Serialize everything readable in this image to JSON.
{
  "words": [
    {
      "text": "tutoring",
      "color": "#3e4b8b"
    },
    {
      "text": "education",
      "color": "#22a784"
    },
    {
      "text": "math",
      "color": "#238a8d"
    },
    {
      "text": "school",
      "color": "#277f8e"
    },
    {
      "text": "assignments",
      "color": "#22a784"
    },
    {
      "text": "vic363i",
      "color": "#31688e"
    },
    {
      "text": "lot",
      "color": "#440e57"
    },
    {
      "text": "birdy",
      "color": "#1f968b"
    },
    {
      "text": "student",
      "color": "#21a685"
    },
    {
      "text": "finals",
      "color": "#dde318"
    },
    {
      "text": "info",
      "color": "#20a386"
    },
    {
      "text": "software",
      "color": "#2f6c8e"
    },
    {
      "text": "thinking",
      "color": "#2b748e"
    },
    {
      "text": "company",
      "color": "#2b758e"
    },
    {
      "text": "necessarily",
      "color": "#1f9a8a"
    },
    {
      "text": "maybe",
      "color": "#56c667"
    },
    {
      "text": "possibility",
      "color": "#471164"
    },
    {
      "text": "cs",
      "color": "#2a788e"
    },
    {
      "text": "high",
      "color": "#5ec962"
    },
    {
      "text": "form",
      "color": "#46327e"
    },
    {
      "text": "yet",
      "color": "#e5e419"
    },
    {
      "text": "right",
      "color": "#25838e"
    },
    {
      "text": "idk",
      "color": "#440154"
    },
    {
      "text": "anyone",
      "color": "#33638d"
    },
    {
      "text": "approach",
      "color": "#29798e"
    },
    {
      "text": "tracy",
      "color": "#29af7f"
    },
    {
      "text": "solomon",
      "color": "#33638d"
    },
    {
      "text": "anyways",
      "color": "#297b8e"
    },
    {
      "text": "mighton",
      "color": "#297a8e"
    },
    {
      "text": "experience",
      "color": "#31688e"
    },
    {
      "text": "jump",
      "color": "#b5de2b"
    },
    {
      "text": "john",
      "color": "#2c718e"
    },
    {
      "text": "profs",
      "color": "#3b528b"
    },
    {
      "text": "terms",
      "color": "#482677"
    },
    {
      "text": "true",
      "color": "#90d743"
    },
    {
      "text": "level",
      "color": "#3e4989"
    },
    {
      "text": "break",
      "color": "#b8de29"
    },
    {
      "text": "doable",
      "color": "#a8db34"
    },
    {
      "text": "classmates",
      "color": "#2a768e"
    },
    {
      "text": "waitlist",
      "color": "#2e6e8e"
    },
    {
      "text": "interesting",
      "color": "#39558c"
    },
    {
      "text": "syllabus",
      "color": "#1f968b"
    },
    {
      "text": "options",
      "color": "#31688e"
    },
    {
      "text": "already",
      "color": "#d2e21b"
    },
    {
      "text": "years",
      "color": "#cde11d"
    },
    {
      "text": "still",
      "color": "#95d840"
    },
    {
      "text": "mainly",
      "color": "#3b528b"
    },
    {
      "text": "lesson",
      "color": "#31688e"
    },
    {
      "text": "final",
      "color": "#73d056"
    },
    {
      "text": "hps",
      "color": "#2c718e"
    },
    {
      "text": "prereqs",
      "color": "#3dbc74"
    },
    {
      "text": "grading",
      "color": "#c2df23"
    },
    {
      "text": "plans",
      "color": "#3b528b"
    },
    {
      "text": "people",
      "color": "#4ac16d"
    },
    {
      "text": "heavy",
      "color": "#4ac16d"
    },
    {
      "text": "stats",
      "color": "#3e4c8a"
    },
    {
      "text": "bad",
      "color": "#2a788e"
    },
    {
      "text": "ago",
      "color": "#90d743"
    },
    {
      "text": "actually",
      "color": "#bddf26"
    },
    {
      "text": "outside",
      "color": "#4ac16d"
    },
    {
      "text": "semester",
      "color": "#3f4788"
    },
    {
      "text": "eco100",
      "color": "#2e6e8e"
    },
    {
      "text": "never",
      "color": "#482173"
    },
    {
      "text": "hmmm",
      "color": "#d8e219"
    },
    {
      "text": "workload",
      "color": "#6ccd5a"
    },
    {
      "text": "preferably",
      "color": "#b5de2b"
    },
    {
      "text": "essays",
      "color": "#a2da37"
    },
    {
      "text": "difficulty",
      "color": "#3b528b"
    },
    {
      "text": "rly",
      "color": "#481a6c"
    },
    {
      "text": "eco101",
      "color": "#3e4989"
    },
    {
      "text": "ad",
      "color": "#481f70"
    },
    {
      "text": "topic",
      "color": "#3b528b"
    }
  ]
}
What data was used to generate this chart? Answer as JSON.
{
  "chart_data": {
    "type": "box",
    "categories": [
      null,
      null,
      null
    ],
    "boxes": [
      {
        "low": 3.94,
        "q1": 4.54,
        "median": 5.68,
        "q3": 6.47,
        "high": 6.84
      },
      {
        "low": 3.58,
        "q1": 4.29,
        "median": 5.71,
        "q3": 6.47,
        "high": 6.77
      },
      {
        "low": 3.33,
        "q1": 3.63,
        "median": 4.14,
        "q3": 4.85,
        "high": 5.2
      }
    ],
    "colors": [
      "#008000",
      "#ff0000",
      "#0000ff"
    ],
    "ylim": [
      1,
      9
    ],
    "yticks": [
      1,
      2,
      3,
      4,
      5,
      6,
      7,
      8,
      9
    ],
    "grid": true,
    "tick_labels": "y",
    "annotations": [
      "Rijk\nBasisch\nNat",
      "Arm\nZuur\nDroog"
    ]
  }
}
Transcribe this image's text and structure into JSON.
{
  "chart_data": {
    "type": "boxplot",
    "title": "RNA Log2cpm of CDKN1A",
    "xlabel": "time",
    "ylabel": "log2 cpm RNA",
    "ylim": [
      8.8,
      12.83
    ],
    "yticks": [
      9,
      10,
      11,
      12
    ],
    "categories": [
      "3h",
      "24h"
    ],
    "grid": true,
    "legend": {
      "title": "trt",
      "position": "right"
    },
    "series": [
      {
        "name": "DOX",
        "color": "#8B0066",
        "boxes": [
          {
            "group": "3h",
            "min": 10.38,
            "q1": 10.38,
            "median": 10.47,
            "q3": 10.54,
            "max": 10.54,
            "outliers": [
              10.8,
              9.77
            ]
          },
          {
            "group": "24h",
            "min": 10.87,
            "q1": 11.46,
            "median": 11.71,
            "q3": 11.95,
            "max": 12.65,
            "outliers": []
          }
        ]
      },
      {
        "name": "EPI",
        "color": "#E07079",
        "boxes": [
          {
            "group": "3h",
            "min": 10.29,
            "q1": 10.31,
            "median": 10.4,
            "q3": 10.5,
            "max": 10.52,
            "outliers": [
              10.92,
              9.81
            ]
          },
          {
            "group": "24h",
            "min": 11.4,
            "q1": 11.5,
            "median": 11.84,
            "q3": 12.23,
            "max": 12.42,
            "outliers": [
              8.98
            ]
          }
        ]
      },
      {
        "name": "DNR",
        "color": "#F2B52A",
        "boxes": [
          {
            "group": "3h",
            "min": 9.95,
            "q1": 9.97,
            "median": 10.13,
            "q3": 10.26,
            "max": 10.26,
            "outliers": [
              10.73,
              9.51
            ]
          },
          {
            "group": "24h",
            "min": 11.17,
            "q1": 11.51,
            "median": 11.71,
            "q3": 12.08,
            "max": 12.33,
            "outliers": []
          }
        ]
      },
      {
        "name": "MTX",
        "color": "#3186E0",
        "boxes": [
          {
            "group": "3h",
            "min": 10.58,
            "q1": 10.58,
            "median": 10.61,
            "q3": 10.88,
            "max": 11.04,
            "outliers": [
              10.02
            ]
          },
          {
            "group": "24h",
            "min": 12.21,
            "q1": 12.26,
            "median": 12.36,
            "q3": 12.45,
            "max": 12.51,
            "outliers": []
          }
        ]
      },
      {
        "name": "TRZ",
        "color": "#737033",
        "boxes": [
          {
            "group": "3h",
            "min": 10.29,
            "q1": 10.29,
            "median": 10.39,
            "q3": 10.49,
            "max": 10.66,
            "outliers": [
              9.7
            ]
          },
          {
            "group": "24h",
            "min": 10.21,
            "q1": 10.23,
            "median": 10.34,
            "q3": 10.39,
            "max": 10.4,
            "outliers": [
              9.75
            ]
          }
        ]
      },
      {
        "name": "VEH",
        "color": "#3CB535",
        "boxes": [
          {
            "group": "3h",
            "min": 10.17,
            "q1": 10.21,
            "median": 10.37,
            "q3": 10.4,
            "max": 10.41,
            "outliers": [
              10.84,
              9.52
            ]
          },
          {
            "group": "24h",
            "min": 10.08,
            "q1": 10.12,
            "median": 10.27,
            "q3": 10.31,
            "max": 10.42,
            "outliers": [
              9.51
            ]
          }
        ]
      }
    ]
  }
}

**Instruction:** Read the data above. Pull out each line in which the string "name" appears.

**Response to the task:**
        "name": "DOX",
        "name": "EPI",
        "name": "DNR",
        "name": "MTX",
        "name": "TRZ",
        "name": "VEH",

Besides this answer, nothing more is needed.